Objective: Using the material that follows, identify and copy each line with the string "content".

Provided material:
◇ ◇ ◇ ◇ ◇ ◇ ◇

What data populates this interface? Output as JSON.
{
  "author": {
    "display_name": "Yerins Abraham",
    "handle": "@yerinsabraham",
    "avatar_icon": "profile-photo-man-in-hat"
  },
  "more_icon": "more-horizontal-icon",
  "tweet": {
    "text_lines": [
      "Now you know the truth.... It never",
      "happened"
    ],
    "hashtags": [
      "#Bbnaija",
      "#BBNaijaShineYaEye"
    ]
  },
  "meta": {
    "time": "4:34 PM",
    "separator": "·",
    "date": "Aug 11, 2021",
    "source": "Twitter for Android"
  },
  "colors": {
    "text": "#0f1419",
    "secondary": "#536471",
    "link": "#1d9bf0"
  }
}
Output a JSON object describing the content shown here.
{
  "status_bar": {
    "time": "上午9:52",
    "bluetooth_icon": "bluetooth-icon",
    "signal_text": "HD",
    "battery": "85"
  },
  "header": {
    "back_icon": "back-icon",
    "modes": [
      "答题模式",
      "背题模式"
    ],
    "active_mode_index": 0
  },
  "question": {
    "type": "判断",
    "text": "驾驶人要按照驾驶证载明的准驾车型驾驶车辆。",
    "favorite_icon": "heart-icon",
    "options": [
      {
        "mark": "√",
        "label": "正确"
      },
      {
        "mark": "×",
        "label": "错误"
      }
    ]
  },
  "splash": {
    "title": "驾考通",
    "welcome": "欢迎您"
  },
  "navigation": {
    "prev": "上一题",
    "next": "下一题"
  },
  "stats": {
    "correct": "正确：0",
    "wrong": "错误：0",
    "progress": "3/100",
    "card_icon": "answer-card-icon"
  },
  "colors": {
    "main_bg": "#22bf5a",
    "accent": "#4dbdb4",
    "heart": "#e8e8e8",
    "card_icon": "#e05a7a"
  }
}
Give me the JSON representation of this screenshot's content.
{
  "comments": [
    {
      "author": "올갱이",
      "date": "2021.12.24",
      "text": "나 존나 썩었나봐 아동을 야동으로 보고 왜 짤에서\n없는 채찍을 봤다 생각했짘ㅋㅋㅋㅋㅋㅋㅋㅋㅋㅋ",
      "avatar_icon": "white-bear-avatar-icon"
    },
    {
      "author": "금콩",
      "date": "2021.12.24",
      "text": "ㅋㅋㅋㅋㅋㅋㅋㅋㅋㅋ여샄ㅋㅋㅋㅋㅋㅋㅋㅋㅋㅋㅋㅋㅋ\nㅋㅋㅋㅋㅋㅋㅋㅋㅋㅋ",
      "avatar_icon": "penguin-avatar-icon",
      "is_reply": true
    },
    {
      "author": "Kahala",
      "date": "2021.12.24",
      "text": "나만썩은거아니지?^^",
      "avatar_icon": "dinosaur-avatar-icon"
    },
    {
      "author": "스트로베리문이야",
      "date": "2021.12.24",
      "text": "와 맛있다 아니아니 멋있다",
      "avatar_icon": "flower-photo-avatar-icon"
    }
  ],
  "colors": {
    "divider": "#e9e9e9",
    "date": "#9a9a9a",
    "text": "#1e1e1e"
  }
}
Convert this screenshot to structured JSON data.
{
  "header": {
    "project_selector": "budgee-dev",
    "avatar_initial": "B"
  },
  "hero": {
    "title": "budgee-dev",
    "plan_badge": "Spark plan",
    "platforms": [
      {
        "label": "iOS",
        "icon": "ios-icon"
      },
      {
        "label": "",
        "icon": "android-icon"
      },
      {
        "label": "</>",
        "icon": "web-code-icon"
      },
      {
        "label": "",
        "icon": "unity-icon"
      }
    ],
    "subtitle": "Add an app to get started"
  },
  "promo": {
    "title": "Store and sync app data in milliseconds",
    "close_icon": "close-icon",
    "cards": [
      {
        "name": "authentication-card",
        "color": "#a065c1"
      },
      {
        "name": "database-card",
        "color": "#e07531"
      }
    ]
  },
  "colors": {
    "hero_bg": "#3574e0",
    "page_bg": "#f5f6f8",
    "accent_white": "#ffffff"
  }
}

◇ ◇ ◇ ◇ ◇ ◇ ◇

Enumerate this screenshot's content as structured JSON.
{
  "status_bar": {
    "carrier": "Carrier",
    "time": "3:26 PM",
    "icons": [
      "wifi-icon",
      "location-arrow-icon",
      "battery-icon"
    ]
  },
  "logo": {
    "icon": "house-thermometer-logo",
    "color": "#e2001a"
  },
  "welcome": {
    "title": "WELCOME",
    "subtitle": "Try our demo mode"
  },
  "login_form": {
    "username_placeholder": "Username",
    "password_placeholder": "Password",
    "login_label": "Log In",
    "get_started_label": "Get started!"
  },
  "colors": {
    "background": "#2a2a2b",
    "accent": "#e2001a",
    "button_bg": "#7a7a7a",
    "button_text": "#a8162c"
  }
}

◇ ◇ ◇ ◇ ◇ ◇ ◇

Task answer:
Output a JSON object describing the content shown here.
Give me the JSON representation of this screenshot's content.
Enumerate this screenshot's content as structured JSON.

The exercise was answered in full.